*PROMPT:* Repeat the records below exactly, leaving out any pictures.

*DATASET RECORDS:*
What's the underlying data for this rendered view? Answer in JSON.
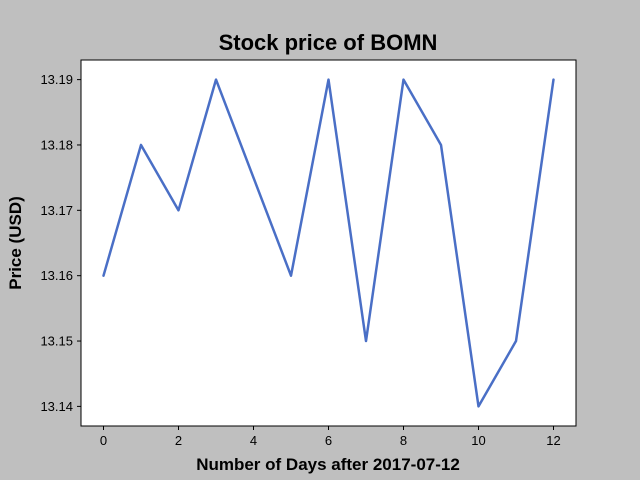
{
  "chart_data": {
    "type": "line",
    "title": "Stock price of BOMN",
    "xlabel": "Number of Days after 2017-07-12",
    "ylabel": "Price (USD)",
    "x": [
      0,
      1,
      2,
      3,
      4,
      5,
      6,
      7,
      8,
      9,
      10,
      11,
      12
    ],
    "series": [
      {
        "name": "BOMN",
        "values": [
          13.16,
          13.18,
          13.17,
          13.19,
          13.175,
          13.16,
          13.19,
          13.15,
          13.19,
          13.18,
          13.14,
          13.15,
          13.19
        ]
      }
    ],
    "xlim": [
      -0.6,
      12.6
    ],
    "ylim": [
      13.137,
      13.193
    ],
    "xticks": [
      0,
      2,
      4,
      6,
      8,
      10,
      12
    ],
    "xtick_labels": [
      "0",
      "2",
      "4",
      "6",
      "8",
      "10",
      "12"
    ],
    "yticks": [
      13.14,
      13.15,
      13.16,
      13.17,
      13.18,
      13.19
    ],
    "ytick_labels": [
      "13.14",
      "13.15",
      "13.16",
      "13.17",
      "13.18",
      "13.19"
    ],
    "grid": false,
    "line_color": "#4a6fc6",
    "background_color": "#bfbfbf",
    "plot_background_color": "#ffffff"
  }
}
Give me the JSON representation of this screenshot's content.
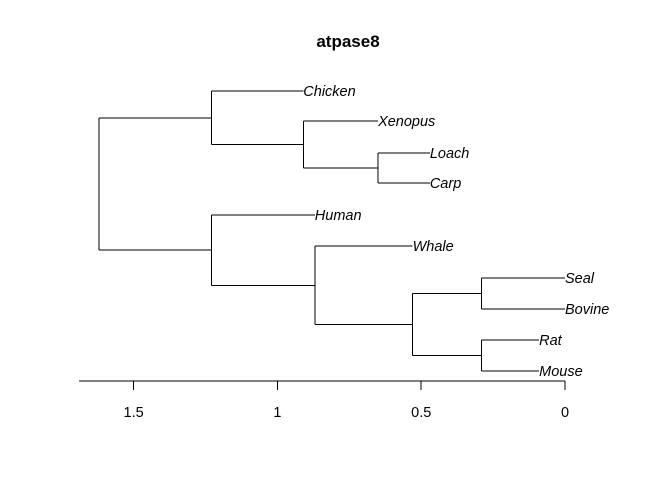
{
  "chart_data": {
    "type": "dendrogram",
    "title": "atpase8",
    "xlim": [
      1.69,
      0
    ],
    "x_ticks": [
      1.5,
      1,
      0.5,
      0
    ],
    "x_tick_labels": [
      "1.5",
      "1",
      "0.5",
      "0"
    ],
    "leaves": [
      {
        "id": "chicken",
        "label": "Chicken",
        "x": 0.91,
        "order": 1
      },
      {
        "id": "xenopus",
        "label": "Xenopus",
        "x": 0.65,
        "order": 2
      },
      {
        "id": "loach",
        "label": "Loach",
        "x": 0.47,
        "order": 3
      },
      {
        "id": "carp",
        "label": "Carp",
        "x": 0.47,
        "order": 4
      },
      {
        "id": "human",
        "label": "Human",
        "x": 0.87,
        "order": 5
      },
      {
        "id": "whale",
        "label": "Whale",
        "x": 0.53,
        "order": 6
      },
      {
        "id": "seal",
        "label": "Seal",
        "x": 0.0,
        "order": 7
      },
      {
        "id": "bovine",
        "label": "Bovine",
        "x": 0.0,
        "order": 8
      },
      {
        "id": "rat",
        "label": "Rat",
        "x": 0.09,
        "order": 9
      },
      {
        "id": "mouse",
        "label": "Mouse",
        "x": 0.09,
        "order": 10
      }
    ],
    "nodes": [
      {
        "id": "n_loach_carp",
        "x": 0.65,
        "children": [
          "loach",
          "carp"
        ]
      },
      {
        "id": "n_xenopus_fish",
        "x": 0.91,
        "children": [
          "xenopus",
          "n_loach_carp"
        ]
      },
      {
        "id": "n_nonmammal",
        "x": 1.23,
        "children": [
          "chicken",
          "n_xenopus_fish"
        ]
      },
      {
        "id": "n_seal_bovine",
        "x": 0.29,
        "children": [
          "seal",
          "bovine"
        ]
      },
      {
        "id": "n_rat_mouse",
        "x": 0.29,
        "children": [
          "rat",
          "mouse"
        ]
      },
      {
        "id": "n_eutheria_core",
        "x": 0.53,
        "children": [
          "n_seal_bovine",
          "n_rat_mouse"
        ]
      },
      {
        "id": "n_whale_group",
        "x": 0.87,
        "children": [
          "whale",
          "n_eutheria_core"
        ]
      },
      {
        "id": "n_mammal",
        "x": 1.23,
        "children": [
          "human",
          "n_whale_group"
        ]
      },
      {
        "id": "root",
        "x": 1.62,
        "children": [
          "n_nonmammal",
          "n_mammal"
        ]
      }
    ]
  }
}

*RIGHT ANSWER:*
What's the underlying data for this rendered view? Answer in JSON.
{
  "chart_data": {
    "type": "line",
    "title": "Stock price of BOMN",
    "xlabel": "Number of Days after 2017-07-12",
    "ylabel": "Price (USD)",
    "x": [
      0,
      1,
      2,
      3,
      4,
      5,
      6,
      7,
      8,
      9,
      10,
      11,
      12
    ],
    "series": [
      {
        "name": "BOMN",
        "values": [
          13.16,
          13.18,
          13.17,
          13.19,
          13.175,
          13.16,
          13.19,
          13.15,
          13.19,
          13.18,
          13.14,
          13.15,
          13.19
        ]
      }
    ],
    "xlim": [
      -0.6,
      12.6
    ],
    "ylim": [
      13.137,
      13.193
    ],
    "xticks": [
      0,
      2,
      4,
      6,
      8,
      10,
      12
    ],
    "xtick_labels": [
      "0",
      "2",
      "4",
      "6",
      "8",
      "10",
      "12"
    ],
    "yticks": [
      13.14,
      13.15,
      13.16,
      13.17,
      13.18,
      13.19
    ],
    "ytick_labels": [
      "13.14",
      "13.15",
      "13.16",
      "13.17",
      "13.18",
      "13.19"
    ],
    "grid": false,
    "line_color": "#4a6fc6",
    "background_color": "#bfbfbf",
    "plot_background_color": "#ffffff"
  }
}
Give me the JSON representation of this screenshot's content.
{
  "chart_data": {
    "type": "dendrogram",
    "title": "atpase8",
    "xlim": [
      1.69,
      0
    ],
    "x_ticks": [
      1.5,
      1,
      0.5,
      0
    ],
    "x_tick_labels": [
      "1.5",
      "1",
      "0.5",
      "0"
    ],
    "leaves": [
      {
        "id": "chicken",
        "label": "Chicken",
        "x": 0.91,
        "order": 1
      },
      {
        "id": "xenopus",
        "label": "Xenopus",
        "x": 0.65,
        "order": 2
      },
      {
        "id": "loach",
        "label": "Loach",
        "x": 0.47,
        "order": 3
      },
      {
        "id": "carp",
        "label": "Carp",
        "x": 0.47,
        "order": 4
      },
      {
        "id": "human",
        "label": "Human",
        "x": 0.87,
        "order": 5
      },
      {
        "id": "whale",
        "label": "Whale",
        "x": 0.53,
        "order": 6
      },
      {
        "id": "seal",
        "label": "Seal",
        "x": 0.0,
        "order": 7
      },
      {
        "id": "bovine",
        "label": "Bovine",
        "x": 0.0,
        "order": 8
      },
      {
        "id": "rat",
        "label": "Rat",
        "x": 0.09,
        "order": 9
      },
      {
        "id": "mouse",
        "label": "Mouse",
        "x": 0.09,
        "order": 10
      }
    ],
    "nodes": [
      {
        "id": "n_loach_carp",
        "x": 0.65,
        "children": [
          "loach",
          "carp"
        ]
      },
      {
        "id": "n_xenopus_fish",
        "x": 0.91,
        "children": [
          "xenopus",
          "n_loach_carp"
        ]
      },
      {
        "id": "n_nonmammal",
        "x": 1.23,
        "children": [
          "chicken",
          "n_xenopus_fish"
        ]
      },
      {
        "id": "n_seal_bovine",
        "x": 0.29,
        "children": [
          "seal",
          "bovine"
        ]
      },
      {
        "id": "n_rat_mouse",
        "x": 0.29,
        "children": [
          "rat",
          "mouse"
        ]
      },
      {
        "id": "n_eutheria_core",
        "x": 0.53,
        "children": [
          "n_seal_bovine",
          "n_rat_mouse"
        ]
      },
      {
        "id": "n_whale_group",
        "x": 0.87,
        "children": [
          "whale",
          "n_eutheria_core"
        ]
      },
      {
        "id": "n_mammal",
        "x": 1.23,
        "children": [
          "human",
          "n_whale_group"
        ]
      },
      {
        "id": "root",
        "x": 1.62,
        "children": [
          "n_nonmammal",
          "n_mammal"
        ]
      }
    ]
  }
}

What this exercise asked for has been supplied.